# SHORT PROBLEM:
Give the number of lines in this listing that contain the word "positive", and nothing else.

# MATERIAL FOR THIS EXERCISE:
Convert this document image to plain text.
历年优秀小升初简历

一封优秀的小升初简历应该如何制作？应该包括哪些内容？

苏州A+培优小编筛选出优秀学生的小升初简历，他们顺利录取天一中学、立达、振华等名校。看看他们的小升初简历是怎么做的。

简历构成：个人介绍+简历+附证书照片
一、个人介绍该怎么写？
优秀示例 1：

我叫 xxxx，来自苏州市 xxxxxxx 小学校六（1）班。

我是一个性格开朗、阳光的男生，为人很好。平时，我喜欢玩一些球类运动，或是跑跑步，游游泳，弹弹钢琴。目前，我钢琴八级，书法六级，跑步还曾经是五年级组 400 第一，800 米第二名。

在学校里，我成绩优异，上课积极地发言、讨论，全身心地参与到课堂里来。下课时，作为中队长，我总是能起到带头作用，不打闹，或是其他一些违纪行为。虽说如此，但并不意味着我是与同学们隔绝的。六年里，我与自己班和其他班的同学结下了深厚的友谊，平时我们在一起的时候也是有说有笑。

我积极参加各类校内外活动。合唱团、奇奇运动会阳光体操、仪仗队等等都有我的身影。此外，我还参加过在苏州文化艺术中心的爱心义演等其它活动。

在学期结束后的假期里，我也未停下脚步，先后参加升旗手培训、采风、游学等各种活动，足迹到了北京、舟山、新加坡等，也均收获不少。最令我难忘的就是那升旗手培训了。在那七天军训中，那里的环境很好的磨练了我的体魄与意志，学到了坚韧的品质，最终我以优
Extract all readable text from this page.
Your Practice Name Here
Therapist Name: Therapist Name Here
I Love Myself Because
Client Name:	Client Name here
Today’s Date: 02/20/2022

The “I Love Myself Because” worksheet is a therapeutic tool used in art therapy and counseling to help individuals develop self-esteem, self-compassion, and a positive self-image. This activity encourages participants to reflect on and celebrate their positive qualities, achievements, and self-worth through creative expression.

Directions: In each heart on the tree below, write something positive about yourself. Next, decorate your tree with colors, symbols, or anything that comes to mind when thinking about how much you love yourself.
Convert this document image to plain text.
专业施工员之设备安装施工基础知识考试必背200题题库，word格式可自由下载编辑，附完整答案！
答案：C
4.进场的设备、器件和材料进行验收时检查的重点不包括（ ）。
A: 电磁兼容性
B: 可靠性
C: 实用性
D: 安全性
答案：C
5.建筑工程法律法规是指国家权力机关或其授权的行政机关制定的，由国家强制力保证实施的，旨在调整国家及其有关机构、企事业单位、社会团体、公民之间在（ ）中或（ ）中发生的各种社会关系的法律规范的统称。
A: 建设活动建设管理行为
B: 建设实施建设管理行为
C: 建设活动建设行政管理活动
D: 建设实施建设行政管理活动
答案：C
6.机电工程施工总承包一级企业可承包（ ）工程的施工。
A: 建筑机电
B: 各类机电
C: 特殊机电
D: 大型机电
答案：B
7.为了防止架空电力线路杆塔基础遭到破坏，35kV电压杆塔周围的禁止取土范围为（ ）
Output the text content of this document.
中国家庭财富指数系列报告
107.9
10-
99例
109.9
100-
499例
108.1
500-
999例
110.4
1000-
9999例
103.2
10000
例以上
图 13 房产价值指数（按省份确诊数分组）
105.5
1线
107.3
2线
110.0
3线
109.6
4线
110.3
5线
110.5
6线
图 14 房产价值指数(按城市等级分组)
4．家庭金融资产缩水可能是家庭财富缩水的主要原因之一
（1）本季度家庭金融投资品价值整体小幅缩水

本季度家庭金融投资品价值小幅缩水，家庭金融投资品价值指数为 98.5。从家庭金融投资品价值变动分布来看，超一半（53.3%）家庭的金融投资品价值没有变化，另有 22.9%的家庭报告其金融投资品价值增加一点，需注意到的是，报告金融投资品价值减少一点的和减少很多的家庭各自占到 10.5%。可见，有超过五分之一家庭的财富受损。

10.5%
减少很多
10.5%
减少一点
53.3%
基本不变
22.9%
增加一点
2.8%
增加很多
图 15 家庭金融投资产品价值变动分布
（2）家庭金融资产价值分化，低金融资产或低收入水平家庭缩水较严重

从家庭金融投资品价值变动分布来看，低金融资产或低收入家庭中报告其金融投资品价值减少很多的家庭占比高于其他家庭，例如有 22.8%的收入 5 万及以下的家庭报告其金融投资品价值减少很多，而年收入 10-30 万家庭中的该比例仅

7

# WRITTEN SOLUTION:
2